-- EXERCISE AIM --
Repeat each line exactly as it is written.

(Items from a data source)
━━━━━━━━

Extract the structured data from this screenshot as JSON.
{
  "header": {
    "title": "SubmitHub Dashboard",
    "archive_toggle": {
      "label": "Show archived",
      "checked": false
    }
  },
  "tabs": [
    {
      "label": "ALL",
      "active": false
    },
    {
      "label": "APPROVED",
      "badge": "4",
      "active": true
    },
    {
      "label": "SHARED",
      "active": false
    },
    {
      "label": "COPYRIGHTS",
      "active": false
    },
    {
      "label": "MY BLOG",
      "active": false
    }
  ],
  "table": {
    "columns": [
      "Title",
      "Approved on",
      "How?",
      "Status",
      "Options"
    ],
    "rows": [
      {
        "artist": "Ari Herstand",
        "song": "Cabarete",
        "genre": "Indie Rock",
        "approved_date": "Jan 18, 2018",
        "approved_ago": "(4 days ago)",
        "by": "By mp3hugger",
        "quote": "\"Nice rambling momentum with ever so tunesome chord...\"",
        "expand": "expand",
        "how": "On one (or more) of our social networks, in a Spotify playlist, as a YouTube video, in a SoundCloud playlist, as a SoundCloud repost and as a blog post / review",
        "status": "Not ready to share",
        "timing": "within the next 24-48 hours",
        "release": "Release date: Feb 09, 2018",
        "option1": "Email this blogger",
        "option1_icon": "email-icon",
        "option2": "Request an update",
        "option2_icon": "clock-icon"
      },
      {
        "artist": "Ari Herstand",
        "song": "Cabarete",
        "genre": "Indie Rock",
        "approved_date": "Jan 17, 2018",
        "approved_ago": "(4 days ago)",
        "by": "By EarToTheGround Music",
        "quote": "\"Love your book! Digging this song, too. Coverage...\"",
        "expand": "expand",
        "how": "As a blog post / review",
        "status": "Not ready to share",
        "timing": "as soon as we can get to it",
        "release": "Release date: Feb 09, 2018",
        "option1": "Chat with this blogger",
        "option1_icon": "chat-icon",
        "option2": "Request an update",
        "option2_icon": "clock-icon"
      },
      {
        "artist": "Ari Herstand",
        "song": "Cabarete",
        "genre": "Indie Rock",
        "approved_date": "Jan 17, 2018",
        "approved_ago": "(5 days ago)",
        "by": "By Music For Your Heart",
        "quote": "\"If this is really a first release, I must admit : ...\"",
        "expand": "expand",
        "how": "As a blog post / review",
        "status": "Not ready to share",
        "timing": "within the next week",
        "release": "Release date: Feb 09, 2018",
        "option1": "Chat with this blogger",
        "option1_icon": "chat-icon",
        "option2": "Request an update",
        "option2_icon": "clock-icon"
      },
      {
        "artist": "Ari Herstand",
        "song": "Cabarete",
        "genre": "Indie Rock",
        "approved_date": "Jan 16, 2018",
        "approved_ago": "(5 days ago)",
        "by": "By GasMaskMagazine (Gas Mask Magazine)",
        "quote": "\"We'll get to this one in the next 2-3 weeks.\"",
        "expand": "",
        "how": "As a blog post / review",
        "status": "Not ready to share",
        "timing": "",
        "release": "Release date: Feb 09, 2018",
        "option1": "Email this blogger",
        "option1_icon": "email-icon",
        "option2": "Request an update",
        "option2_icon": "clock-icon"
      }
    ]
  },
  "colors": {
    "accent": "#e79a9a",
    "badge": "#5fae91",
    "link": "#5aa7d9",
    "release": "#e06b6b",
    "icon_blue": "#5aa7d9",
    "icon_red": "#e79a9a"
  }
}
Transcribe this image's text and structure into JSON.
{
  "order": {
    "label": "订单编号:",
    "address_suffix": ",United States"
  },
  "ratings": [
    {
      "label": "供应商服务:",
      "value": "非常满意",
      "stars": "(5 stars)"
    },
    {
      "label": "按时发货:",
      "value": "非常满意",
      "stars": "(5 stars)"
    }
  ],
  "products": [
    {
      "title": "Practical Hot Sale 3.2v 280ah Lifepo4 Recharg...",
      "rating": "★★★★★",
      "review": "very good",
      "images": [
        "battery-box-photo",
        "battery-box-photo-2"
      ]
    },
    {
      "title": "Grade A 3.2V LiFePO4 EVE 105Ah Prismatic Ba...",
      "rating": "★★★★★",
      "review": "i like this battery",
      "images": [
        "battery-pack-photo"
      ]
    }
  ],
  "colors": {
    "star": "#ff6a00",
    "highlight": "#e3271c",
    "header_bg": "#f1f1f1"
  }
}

━━━━━━━━

-- WRITTEN ANSWER --
Extract the structured data from this screenshot as JSON.
{
  "header": {
    "title": "SubmitHub Dashboard",
    "archive_toggle": {
      "label": "Show archived",
      "checked": false
    }
  },
  "tabs": [
    {
      "label": "ALL",
      "active": false
    },
    {
      "label": "APPROVED",
      "badge": "4",
      "active": true
    },
    {
      "label": "SHARED",
      "active": false
    },
    {
      "label": "COPYRIGHTS",
      "active": false
    },
    {
      "label": "MY BLOG",
      "active": false
    }
  ],
  "table": {
    "columns": [
      "Title",
      "Approved on",
      "How?",
      "Status",
      "Options"
    ],
    "rows": [
      {
        "artist": "Ari Herstand",
        "song": "Cabarete",
        "genre": "Indie Rock",
        "approved_date": "Jan 18, 2018",
        "approved_ago": "(4 days ago)",
        "by": "By mp3hugger",
        "quote": "\"Nice rambling momentum with ever so tunesome chord...\"",
        "expand": "expand",
        "how": "On one (or more) of our social networks, in a Spotify playlist, as a YouTube video, in a SoundCloud playlist, as a SoundCloud repost and as a blog post / review",
        "status": "Not ready to share",
        "timing": "within the next 24-48 hours",
        "release": "Release date: Feb 09, 2018",
        "option1": "Email this blogger",
        "option1_icon": "email-icon",
        "option2": "Request an update",
        "option2_icon": "clock-icon"
      },
      {
        "artist": "Ari Herstand",
        "song": "Cabarete",
        "genre": "Indie Rock",
        "approved_date": "Jan 17, 2018",
        "approved_ago": "(4 days ago)",
        "by": "By EarToTheGround Music",
        "quote": "\"Love your book! Digging this song, too. Coverage...\"",
        "expand": "expand",
        "how": "As a blog post / review",
        "status": "Not ready to share",
        "timing": "as soon as we can get to it",
        "release": "Release date: Feb 09, 2018",
        "option1": "Chat with this blogger",
        "option1_icon": "chat-icon",
        "option2": "Request an update",
        "option2_icon": "clock-icon"
      },
      {
        "artist": "Ari Herstand",
        "song": "Cabarete",
        "genre": "Indie Rock",
        "approved_date": "Jan 17, 2018",
        "approved_ago": "(5 days ago)",
        "by": "By Music For Your Heart",
        "quote": "\"If this is really a first release, I must admit : ...\"",
        "expand": "expand",
        "how": "As a blog post / review",
        "status": "Not ready to share",
        "timing": "within the next week",
        "release": "Release date: Feb 09, 2018",
        "option1": "Chat with this blogger",
        "option1_icon": "chat-icon",
        "option2": "Request an update",
        "option2_icon": "clock-icon"
      },
      {
        "artist": "Ari Herstand",
        "song": "Cabarete",
        "genre": "Indie Rock",
        "approved_date": "Jan 16, 2018",
        "approved_ago": "(5 days ago)",
        "by": "By GasMaskMagazine (Gas Mask Magazine)",
        "quote": "\"We'll get to this one in the next 2-3 weeks.\"",
        "expand": "",
        "how": "As a blog post / review",
        "status": "Not ready to share",
        "timing": "",
        "release": "Release date: Feb 09, 2018",
        "option1": "Email this blogger",
        "option1_icon": "email-icon",
        "option2": "Request an update",
        "option2_icon": "clock-icon"
      }
    ]
  },
  "colors": {
    "accent": "#e79a9a",
    "badge": "#5fae91",
    "link": "#5aa7d9",
    "release": "#e06b6b",
    "icon_blue": "#5aa7d9",
    "icon_red": "#e79a9a"
  }
}
Transcribe this image's text and structure into JSON.
{
  "order": {
    "label": "订单编号:",
    "address_suffix": ",United States"
  },
  "ratings": [
    {
      "label": "供应商服务:",
      "value": "非常满意",
      "stars": "(5 stars)"
    },
    {
      "label": "按时发货:",
      "value": "非常满意",
      "stars": "(5 stars)"
    }
  ],
  "products": [
    {
      "title": "Practical Hot Sale 3.2v 280ah Lifepo4 Recharg...",
      "rating": "★★★★★",
      "review": "very good",
      "images": [
        "battery-box-photo",
        "battery-box-photo-2"
      ]
    },
    {
      "title": "Grade A 3.2V LiFePO4 EVE 105Ah Prismatic Ba...",
      "rating": "★★★★★",
      "review": "i like this battery",
      "images": [
        "battery-pack-photo"
      ]
    }
  ],
  "colors": {
    "star": "#ff6a00",
    "highlight": "#e3271c",
    "header_bg": "#f1f1f1"
  }
}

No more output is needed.